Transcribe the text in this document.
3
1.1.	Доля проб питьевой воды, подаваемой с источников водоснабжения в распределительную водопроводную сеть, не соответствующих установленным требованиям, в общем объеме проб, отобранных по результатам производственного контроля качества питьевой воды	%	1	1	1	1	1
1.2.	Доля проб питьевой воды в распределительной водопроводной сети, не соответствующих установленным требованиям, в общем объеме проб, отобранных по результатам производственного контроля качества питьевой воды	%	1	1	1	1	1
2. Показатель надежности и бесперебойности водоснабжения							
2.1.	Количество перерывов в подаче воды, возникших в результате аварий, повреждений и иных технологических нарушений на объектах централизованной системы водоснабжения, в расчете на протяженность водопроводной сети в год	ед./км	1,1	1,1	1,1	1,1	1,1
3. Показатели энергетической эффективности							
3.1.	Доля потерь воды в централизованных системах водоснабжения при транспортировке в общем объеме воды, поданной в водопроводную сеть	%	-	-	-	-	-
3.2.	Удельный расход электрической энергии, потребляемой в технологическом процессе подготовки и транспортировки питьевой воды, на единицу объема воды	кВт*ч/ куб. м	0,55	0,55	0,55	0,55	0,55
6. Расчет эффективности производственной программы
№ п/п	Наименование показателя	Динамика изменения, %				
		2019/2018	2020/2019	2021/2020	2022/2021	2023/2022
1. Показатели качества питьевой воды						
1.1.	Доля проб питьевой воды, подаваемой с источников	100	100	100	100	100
◇ ◇ ◇
Task statement -> Lines containing the word "требованиям" must all be returned from the material above.

Solution to this task ->
1.1.	Доля проб питьевой воды, подаваемой с источников водоснабжения в распределительную водопроводную сеть, не соответствующих установленным требованиям, в общем объеме проб, отобранных по результатам производственного контроля качества питьевой воды	%	1	1	1	1	1
1.2.	Доля проб питьевой воды в распределительной водопроводной сети, не соответствующих установленным требованиям, в общем объеме проб, отобранных по результатам производственного контроля качества питьевой воды	%	1	1	1	1	1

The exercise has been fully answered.